(Saved data entries)
-=-=-

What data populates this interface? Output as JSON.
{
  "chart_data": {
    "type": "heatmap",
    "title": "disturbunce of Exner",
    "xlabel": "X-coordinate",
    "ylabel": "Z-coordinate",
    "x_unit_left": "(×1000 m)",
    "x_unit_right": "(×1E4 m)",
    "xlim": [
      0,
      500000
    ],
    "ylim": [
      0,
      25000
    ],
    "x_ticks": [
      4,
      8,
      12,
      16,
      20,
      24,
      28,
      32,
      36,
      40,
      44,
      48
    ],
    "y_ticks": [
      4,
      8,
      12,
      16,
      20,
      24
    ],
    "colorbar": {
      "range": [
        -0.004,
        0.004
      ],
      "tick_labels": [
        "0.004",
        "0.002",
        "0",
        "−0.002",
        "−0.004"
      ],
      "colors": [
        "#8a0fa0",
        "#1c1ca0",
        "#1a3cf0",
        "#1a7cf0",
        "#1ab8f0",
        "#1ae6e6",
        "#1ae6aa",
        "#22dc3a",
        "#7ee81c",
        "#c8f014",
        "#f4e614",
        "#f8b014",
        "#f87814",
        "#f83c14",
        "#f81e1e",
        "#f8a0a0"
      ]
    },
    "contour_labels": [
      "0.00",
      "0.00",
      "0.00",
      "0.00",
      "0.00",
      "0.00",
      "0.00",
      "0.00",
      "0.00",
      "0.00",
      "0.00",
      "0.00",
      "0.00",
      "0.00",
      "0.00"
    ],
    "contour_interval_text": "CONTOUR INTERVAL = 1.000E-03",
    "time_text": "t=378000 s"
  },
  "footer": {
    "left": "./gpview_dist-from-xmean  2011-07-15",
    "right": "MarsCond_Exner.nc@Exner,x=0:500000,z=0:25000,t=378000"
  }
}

-=-=-

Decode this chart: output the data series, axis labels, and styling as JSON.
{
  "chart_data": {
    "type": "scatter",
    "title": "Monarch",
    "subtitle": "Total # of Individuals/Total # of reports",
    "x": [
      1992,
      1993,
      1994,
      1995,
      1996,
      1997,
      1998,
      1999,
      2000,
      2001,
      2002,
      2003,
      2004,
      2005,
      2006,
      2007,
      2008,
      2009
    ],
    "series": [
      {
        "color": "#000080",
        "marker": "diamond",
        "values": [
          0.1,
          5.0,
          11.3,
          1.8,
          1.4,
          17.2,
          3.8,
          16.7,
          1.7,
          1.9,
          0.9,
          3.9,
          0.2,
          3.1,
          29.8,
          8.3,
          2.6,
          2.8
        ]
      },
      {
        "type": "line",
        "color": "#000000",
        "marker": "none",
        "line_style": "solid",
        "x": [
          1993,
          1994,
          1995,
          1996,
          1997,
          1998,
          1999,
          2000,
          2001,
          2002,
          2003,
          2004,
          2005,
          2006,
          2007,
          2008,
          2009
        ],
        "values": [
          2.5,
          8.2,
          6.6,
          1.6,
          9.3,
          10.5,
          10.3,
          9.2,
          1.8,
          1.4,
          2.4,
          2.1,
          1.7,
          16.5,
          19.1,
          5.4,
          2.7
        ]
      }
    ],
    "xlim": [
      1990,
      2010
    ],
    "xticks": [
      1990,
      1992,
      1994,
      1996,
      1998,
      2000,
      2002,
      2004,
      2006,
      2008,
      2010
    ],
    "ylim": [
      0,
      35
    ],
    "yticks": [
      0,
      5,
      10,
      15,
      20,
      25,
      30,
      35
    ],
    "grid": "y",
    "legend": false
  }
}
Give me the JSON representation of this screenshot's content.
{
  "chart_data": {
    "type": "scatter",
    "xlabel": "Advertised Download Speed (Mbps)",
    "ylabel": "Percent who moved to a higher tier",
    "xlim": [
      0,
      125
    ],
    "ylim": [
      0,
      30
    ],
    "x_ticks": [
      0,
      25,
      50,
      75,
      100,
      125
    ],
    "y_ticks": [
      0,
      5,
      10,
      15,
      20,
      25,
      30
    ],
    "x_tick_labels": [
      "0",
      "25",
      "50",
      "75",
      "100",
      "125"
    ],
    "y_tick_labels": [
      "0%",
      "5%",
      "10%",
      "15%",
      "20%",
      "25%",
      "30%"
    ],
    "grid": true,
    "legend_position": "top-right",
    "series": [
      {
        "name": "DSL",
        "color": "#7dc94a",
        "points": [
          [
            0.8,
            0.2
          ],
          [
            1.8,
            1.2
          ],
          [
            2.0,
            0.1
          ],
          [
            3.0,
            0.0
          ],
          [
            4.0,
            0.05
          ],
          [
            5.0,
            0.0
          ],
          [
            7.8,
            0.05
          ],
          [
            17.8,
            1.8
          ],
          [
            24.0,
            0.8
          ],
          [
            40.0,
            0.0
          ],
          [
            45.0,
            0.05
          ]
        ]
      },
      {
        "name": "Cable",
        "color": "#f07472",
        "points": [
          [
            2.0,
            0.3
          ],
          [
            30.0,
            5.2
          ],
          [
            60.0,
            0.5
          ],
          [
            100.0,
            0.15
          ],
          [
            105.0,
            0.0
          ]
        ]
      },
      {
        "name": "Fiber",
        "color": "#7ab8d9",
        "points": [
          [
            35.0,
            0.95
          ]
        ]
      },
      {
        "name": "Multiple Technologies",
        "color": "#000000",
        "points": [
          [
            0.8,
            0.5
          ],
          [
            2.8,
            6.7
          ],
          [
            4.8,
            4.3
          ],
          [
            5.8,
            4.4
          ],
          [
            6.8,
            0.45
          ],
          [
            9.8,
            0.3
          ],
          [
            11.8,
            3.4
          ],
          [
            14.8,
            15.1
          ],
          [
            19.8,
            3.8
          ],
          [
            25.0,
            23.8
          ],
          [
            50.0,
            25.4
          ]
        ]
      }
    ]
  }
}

-=-=-

■ Exercise brief ■
Report only how many lines in the records contain the word "name".

■ Problem solution ■
4